'''
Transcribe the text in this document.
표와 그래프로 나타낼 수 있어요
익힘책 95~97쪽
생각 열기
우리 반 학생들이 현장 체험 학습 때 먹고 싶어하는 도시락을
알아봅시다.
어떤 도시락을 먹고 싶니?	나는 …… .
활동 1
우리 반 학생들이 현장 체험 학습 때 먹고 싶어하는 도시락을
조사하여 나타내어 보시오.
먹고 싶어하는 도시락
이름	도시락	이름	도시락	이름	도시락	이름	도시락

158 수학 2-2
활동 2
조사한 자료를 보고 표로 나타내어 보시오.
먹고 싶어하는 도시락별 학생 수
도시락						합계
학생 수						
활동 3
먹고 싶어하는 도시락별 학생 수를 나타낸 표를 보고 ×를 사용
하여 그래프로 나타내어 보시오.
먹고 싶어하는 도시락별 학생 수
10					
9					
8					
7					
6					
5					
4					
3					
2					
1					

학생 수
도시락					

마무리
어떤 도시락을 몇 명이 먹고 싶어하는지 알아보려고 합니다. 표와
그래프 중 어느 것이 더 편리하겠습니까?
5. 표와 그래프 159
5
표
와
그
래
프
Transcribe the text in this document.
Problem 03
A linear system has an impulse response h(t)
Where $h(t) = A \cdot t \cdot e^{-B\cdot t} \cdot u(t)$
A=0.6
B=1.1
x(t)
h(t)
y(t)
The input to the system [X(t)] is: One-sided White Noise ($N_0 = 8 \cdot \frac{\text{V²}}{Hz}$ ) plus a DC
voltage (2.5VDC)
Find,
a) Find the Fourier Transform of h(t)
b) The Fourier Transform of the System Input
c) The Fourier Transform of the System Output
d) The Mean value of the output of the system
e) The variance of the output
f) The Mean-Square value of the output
'''
What the task requires — Retype the data in full and match it exactly.

Task response —
Transcribe the text in this document.
표와 그래프로 나타낼 수 있어요
익힘책 95~97쪽
생각 열기
우리 반 학생들이 현장 체험 학습 때 먹고 싶어하는 도시락을
알아봅시다.
어떤 도시락을 먹고 싶니?	나는 …… .
활동 1
우리 반 학생들이 현장 체험 학습 때 먹고 싶어하는 도시락을
조사하여 나타내어 보시오.
먹고 싶어하는 도시락
이름	도시락	이름	도시락	이름	도시락	이름	도시락

158 수학 2-2
활동 2
조사한 자료를 보고 표로 나타내어 보시오.
먹고 싶어하는 도시락별 학생 수
도시락						합계
학생 수						
활동 3
먹고 싶어하는 도시락별 학생 수를 나타낸 표를 보고 ×를 사용
하여 그래프로 나타내어 보시오.
먹고 싶어하는 도시락별 학생 수
10					
9					
8					
7					
6					
5					
4					
3					
2					
1					

학생 수
도시락					

마무리
어떤 도시락을 몇 명이 먹고 싶어하는지 알아보려고 합니다. 표와
그래프 중 어느 것이 더 편리하겠습니까?
5. 표와 그래프 159
5
표
와
그
래
프
Transcribe the text in this document.
Problem 03
A linear system has an impulse response h(t)
Where $h(t) = A \cdot t \cdot e^{-B\cdot t} \cdot u(t)$
A=0.6
B=1.1
x(t)
h(t)
y(t)
The input to the system [X(t)] is: One-sided White Noise ($N_0 = 8 \cdot \frac{\text{V²}}{Hz}$ ) plus a DC
voltage (2.5VDC)
Find,
a) Find the Fourier Transform of h(t)
b) The Fourier Transform of the System Input
c) The Fourier Transform of the System Output
d) The Mean value of the output of the system
e) The variance of the output
f) The Mean-Square value of the output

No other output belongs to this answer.